GOAL: Filter the records below and copy every line containing the word "thought".

============

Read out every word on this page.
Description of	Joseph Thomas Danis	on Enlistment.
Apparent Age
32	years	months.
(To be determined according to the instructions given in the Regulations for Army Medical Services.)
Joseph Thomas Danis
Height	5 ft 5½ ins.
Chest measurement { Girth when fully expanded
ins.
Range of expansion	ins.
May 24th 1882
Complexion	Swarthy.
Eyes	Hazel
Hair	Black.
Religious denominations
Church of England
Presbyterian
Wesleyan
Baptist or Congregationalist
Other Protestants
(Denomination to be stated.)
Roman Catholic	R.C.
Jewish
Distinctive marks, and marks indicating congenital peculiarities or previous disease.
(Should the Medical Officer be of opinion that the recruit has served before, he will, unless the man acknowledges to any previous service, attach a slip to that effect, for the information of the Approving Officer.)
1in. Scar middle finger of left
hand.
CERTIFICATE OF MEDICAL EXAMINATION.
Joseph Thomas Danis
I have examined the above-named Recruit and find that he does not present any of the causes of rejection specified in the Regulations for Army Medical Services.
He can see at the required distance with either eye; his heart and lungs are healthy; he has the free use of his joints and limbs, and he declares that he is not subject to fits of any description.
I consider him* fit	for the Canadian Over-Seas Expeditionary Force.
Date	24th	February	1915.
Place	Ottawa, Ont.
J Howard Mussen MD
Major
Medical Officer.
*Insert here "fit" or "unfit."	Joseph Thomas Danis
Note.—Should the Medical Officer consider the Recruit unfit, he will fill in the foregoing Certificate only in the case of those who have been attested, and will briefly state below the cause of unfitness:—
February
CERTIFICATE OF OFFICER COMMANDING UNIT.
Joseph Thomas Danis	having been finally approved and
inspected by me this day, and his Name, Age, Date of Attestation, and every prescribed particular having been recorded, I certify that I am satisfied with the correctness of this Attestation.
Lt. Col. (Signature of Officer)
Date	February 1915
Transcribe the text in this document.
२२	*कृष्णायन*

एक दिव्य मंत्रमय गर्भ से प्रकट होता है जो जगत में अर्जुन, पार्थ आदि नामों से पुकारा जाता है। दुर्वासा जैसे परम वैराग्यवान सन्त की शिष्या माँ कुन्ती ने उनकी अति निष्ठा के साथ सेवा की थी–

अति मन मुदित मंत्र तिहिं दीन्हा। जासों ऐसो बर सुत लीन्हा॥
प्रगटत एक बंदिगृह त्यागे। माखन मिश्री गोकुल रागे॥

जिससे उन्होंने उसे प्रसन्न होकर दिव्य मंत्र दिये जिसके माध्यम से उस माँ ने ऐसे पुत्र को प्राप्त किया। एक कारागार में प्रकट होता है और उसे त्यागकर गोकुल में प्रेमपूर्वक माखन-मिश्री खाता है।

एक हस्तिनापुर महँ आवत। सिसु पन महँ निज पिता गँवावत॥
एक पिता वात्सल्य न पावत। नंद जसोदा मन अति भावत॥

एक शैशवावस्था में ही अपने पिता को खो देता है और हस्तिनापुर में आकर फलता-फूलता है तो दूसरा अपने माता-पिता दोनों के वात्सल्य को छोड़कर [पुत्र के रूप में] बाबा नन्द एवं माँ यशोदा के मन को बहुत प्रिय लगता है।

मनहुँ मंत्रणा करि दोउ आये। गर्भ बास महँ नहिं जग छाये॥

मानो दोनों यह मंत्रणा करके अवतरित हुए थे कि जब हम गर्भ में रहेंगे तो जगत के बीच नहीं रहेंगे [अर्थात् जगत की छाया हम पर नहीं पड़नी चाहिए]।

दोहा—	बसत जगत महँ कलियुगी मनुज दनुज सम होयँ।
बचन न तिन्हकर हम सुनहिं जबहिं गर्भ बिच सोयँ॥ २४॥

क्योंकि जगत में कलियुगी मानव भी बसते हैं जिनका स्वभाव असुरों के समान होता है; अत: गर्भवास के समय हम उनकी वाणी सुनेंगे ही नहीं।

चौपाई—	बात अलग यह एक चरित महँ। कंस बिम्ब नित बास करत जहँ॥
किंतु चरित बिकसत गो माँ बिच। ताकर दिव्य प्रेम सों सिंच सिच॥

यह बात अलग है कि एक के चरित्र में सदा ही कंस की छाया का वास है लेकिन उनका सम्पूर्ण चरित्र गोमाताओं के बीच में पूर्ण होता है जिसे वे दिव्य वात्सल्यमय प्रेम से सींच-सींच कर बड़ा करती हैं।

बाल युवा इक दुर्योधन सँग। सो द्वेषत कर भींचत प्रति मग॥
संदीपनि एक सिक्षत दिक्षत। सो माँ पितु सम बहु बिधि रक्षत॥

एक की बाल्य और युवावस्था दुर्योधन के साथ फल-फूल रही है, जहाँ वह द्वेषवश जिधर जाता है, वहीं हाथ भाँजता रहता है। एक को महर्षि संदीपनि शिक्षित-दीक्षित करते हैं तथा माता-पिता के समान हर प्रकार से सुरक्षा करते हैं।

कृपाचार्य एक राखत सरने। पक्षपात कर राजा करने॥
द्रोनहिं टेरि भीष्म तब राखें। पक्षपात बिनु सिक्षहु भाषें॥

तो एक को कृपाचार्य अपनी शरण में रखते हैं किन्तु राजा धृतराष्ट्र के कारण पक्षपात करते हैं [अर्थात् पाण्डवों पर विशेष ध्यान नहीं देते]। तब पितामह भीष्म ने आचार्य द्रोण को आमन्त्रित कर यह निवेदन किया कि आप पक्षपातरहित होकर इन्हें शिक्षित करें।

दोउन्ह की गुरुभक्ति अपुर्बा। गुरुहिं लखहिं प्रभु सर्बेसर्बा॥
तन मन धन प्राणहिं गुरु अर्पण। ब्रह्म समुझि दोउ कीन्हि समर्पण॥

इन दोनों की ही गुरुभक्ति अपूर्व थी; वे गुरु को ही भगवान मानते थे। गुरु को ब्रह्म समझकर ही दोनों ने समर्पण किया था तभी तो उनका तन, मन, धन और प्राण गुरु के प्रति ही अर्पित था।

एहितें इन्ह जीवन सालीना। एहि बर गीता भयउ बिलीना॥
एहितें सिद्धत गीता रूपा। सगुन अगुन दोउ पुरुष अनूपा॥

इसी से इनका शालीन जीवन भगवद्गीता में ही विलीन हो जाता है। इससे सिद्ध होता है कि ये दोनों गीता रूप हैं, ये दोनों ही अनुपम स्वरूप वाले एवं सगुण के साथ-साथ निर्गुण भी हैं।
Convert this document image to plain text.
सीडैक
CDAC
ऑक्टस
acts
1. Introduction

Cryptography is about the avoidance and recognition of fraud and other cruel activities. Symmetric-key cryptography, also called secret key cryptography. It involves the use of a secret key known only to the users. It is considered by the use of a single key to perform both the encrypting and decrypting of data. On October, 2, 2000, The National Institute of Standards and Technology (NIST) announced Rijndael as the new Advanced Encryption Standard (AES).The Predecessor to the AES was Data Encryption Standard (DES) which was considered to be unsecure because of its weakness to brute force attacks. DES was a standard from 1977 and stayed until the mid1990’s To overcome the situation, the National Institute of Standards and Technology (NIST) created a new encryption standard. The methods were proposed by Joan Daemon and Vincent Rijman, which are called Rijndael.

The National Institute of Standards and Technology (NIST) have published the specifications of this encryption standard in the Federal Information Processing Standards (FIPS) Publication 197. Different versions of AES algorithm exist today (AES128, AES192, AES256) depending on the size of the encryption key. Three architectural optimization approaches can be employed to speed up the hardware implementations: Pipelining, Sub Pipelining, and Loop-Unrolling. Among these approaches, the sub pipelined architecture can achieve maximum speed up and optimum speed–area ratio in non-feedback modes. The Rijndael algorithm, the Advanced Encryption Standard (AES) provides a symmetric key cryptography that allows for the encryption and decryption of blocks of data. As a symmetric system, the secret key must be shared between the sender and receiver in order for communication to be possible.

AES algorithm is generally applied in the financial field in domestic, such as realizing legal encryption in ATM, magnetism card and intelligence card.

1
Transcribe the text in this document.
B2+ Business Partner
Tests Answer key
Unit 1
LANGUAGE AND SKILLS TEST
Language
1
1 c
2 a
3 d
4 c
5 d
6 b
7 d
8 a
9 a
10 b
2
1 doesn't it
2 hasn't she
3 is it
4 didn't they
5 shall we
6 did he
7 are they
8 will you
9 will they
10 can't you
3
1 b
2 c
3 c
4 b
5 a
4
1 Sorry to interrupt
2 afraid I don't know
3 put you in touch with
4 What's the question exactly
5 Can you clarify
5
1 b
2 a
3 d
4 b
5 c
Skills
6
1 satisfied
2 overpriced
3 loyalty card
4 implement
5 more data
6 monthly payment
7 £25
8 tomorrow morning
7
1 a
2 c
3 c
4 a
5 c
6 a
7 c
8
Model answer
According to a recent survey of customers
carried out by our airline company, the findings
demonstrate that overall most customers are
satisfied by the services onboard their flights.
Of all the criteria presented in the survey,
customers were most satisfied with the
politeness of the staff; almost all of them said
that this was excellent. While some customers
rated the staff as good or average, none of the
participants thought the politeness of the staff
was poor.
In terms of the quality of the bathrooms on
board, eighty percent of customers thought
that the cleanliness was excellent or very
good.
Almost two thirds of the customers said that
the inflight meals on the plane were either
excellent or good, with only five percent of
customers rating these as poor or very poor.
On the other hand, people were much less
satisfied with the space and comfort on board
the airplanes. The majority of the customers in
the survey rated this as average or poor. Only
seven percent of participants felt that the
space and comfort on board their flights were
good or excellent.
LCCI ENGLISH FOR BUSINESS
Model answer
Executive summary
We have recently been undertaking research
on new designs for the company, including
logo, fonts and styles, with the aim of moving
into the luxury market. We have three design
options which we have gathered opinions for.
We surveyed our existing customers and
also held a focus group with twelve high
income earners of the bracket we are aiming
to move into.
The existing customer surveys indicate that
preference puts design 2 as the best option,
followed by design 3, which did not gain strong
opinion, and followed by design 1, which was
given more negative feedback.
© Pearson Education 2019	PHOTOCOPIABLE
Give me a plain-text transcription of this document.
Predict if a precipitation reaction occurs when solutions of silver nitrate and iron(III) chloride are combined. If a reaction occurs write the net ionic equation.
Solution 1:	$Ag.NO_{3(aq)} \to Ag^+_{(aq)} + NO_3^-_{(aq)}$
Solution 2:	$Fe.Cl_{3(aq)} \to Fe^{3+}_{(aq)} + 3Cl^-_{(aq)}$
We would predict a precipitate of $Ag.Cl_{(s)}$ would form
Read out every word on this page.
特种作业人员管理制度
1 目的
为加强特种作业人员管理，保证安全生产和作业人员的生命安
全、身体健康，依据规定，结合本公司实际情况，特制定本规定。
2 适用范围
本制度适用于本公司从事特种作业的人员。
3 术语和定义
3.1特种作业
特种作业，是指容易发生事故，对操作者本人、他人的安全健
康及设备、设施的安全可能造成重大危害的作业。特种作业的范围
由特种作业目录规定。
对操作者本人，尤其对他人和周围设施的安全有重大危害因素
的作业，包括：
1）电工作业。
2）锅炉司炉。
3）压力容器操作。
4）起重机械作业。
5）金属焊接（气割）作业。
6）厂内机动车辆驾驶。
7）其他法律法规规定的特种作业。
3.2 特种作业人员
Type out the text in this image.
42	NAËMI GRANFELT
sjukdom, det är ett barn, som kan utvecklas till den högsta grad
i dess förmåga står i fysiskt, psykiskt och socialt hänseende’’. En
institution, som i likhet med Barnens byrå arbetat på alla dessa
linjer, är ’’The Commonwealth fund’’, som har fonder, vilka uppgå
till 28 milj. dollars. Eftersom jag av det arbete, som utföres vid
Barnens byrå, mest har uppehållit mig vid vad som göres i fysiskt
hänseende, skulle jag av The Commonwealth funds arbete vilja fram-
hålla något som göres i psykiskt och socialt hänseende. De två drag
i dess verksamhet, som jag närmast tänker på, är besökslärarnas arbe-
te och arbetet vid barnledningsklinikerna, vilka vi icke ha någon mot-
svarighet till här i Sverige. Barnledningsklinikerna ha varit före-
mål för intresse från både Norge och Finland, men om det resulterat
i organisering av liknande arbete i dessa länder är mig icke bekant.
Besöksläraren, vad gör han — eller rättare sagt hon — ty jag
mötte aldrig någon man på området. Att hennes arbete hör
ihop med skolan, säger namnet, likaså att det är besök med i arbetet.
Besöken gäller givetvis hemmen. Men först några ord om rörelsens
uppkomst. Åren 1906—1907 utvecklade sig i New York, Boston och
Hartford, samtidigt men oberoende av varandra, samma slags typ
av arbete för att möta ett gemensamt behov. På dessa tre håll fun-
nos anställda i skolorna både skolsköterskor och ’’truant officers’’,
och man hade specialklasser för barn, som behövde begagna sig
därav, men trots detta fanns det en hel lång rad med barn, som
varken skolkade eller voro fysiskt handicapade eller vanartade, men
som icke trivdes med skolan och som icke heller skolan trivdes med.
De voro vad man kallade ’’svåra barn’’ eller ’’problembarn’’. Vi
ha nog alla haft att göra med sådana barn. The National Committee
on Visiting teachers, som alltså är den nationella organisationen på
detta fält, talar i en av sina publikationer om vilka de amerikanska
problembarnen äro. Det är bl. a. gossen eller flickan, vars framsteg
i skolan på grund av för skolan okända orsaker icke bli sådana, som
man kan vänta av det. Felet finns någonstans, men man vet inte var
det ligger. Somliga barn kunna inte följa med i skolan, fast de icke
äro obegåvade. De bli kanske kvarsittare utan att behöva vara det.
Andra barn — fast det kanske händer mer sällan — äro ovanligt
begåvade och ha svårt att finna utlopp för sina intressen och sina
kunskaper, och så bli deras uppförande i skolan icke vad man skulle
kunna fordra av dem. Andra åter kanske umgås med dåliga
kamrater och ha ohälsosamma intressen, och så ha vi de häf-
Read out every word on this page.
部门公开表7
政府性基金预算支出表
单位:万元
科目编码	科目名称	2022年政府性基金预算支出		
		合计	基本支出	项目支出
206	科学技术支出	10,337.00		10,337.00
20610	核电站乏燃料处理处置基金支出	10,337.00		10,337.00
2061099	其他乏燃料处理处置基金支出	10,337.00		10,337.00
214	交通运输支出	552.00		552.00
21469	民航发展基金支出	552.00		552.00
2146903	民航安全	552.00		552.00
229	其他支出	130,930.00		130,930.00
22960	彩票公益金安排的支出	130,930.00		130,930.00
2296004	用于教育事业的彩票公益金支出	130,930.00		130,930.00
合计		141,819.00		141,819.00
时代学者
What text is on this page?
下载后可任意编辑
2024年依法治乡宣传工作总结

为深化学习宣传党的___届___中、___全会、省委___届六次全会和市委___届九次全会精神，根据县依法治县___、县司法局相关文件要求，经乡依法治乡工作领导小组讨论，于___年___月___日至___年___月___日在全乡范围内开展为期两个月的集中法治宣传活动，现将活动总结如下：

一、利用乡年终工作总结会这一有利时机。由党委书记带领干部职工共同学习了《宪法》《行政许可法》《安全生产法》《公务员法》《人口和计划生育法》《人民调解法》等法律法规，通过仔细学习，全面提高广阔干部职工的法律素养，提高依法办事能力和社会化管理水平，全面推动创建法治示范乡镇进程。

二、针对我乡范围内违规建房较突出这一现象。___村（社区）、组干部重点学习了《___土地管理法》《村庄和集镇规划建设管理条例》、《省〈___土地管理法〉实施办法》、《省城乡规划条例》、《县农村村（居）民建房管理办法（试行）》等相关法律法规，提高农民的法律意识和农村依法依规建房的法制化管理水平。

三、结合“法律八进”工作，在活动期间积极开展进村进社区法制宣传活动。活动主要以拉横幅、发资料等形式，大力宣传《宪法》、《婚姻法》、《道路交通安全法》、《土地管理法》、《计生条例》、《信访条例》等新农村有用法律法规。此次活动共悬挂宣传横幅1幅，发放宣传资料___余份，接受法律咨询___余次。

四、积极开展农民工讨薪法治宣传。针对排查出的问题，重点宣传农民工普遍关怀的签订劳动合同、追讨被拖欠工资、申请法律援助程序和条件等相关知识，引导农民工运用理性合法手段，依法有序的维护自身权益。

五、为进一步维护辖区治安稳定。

============

RESULT FOR THIS EXERCISE:
participants thought the politeness of the staff
board, eighty percent of customers thought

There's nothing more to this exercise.